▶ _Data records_
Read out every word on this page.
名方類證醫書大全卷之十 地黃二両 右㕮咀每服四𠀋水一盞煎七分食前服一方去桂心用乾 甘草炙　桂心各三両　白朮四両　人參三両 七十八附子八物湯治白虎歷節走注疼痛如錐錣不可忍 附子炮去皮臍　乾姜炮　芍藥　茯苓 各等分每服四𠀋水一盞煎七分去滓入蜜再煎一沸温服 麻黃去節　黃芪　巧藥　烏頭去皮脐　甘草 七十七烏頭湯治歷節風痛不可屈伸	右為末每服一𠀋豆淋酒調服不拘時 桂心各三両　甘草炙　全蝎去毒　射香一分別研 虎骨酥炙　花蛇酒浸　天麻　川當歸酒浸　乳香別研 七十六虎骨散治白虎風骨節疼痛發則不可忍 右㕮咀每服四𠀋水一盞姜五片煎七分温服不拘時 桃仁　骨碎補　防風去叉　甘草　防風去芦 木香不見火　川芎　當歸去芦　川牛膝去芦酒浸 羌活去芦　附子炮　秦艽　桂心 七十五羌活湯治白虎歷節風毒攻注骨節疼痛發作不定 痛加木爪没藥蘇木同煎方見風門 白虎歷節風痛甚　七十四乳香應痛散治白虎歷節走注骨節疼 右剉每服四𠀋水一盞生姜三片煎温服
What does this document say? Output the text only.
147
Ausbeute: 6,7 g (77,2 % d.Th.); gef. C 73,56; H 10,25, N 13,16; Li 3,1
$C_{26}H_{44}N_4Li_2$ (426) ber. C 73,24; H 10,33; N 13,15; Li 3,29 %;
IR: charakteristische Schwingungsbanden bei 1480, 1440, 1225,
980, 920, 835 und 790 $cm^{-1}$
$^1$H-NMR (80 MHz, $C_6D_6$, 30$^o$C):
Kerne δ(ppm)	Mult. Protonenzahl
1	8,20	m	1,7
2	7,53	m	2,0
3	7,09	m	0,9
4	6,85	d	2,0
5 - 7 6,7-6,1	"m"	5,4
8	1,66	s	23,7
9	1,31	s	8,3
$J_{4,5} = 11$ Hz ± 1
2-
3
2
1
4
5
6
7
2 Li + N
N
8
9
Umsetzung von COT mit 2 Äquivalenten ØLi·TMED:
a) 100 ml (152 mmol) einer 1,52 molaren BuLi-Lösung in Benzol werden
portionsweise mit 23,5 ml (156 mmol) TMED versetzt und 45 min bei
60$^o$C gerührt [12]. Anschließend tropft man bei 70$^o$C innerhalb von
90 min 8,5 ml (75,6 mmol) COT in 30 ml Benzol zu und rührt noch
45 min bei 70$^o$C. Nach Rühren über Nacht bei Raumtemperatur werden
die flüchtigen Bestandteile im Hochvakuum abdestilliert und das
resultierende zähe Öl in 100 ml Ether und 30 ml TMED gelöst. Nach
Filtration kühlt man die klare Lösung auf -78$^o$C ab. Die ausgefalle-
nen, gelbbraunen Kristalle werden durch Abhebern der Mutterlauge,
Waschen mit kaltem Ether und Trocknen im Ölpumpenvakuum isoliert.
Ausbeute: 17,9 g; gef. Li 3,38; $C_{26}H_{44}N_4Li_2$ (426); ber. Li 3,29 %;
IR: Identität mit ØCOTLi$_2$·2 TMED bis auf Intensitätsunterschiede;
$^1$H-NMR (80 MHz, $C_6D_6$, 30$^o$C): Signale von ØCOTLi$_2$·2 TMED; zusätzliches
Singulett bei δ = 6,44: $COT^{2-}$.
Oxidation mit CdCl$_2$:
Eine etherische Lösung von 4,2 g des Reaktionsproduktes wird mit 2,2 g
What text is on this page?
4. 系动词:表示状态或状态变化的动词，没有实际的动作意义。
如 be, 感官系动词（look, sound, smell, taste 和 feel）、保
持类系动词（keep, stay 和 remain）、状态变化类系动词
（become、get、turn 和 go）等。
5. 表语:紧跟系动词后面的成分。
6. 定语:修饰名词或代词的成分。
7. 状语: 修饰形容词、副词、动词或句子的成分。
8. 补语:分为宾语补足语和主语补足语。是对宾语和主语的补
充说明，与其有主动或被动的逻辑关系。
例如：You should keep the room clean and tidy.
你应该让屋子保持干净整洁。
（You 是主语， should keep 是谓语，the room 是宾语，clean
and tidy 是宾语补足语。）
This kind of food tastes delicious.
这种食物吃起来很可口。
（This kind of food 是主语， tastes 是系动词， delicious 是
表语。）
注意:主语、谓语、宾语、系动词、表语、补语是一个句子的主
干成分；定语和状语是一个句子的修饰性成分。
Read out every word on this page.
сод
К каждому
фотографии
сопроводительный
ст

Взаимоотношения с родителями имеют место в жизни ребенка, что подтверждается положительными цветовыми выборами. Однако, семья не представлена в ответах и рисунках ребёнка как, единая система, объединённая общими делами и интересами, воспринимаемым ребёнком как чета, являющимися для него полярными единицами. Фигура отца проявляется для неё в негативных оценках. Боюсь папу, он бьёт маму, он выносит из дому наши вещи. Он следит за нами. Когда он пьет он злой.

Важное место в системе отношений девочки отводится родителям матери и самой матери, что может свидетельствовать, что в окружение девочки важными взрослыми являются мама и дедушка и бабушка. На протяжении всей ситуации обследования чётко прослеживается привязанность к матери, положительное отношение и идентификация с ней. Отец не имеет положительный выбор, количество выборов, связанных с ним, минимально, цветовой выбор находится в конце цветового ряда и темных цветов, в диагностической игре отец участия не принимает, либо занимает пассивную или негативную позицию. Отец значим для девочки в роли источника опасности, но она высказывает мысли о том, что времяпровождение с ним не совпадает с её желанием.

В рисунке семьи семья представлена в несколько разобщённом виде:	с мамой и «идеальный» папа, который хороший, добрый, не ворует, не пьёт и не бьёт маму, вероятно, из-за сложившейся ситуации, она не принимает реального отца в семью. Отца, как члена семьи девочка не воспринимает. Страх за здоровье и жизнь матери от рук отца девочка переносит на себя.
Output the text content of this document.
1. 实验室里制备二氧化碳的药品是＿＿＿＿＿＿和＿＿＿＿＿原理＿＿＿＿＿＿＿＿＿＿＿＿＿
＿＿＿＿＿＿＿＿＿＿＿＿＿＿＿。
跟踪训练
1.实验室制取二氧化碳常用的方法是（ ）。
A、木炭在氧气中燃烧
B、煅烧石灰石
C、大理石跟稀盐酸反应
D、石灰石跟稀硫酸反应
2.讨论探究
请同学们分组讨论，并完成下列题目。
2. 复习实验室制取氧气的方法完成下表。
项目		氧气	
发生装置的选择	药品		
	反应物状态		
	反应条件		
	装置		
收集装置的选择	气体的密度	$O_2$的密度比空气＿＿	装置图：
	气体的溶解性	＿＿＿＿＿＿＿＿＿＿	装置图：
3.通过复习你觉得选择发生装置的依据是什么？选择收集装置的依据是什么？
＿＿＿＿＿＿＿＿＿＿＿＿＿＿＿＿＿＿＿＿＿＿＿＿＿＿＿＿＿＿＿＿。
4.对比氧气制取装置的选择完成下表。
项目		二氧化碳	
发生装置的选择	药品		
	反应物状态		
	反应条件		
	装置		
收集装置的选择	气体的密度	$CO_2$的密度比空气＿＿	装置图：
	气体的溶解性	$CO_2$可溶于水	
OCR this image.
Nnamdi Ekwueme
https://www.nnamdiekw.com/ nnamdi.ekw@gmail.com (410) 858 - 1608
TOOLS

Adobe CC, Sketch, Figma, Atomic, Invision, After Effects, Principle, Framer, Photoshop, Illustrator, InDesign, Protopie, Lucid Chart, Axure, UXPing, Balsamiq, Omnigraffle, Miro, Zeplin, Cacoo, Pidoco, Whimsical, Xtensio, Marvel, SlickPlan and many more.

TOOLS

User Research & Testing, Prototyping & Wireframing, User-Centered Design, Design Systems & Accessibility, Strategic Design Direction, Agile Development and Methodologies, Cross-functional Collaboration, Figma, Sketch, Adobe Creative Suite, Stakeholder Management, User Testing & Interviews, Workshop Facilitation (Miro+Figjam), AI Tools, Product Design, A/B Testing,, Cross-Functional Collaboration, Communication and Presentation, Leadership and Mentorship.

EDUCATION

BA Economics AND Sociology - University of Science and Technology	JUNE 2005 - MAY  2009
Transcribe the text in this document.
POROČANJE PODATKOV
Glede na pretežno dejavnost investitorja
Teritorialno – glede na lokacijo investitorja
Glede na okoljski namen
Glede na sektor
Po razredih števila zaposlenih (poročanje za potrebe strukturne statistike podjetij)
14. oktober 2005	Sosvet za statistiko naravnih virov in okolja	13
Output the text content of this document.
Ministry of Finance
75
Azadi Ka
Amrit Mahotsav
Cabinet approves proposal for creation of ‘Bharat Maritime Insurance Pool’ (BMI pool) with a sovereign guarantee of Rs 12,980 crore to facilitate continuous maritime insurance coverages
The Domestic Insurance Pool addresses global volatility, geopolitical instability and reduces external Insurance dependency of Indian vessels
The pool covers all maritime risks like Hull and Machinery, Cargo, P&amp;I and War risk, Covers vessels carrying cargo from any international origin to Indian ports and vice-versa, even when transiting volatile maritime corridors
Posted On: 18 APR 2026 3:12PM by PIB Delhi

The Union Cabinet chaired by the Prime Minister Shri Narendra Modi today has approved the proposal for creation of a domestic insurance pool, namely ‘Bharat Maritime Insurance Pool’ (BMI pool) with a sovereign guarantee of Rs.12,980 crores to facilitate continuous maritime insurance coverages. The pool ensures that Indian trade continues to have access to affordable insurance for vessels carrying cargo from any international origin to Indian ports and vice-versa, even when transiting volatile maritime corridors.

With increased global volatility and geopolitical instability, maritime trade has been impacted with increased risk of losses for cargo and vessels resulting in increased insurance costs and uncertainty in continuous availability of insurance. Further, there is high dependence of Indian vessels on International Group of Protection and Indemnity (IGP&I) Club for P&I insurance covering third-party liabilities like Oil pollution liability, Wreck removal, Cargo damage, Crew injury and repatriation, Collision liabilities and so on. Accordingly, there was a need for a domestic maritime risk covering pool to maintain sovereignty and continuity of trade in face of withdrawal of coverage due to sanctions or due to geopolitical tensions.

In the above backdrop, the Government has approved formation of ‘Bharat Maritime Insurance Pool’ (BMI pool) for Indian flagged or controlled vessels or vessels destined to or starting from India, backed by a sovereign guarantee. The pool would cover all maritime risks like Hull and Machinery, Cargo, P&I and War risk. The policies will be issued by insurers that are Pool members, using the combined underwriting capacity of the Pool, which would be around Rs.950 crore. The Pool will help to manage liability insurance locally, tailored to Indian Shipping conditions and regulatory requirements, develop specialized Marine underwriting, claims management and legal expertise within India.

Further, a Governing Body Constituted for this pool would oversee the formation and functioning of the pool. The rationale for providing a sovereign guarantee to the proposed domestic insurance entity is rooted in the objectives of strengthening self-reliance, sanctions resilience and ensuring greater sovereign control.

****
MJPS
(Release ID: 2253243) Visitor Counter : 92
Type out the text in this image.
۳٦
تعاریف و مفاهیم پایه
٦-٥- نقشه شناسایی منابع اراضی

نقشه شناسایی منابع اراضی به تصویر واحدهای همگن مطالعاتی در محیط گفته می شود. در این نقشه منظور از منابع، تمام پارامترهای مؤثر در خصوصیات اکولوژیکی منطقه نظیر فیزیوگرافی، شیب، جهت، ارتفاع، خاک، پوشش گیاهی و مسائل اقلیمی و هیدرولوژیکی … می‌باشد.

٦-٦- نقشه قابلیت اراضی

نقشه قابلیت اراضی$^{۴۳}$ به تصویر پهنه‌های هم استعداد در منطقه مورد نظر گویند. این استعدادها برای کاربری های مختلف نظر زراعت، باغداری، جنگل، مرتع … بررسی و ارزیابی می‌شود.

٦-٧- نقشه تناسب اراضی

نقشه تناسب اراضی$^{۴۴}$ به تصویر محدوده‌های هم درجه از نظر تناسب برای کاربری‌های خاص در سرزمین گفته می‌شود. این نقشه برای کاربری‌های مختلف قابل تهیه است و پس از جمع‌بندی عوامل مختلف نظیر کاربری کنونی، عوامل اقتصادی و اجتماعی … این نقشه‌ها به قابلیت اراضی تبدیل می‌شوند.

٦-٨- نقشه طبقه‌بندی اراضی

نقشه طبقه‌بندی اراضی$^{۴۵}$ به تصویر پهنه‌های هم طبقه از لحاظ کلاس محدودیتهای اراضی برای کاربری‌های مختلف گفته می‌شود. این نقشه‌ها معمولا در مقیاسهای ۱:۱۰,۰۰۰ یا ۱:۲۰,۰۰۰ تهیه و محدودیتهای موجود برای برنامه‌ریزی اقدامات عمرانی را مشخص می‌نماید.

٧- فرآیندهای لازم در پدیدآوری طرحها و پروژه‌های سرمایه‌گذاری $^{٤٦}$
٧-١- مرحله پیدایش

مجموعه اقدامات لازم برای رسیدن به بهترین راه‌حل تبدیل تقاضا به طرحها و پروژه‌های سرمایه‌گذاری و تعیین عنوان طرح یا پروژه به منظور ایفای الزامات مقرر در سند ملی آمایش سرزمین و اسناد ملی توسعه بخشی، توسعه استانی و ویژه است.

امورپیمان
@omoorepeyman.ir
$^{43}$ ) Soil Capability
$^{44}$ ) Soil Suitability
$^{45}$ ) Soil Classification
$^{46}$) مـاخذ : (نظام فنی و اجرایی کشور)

▶ _Challenge_
Return only the number of lines in the data above that include the word "матери".

▶ _The reply_
2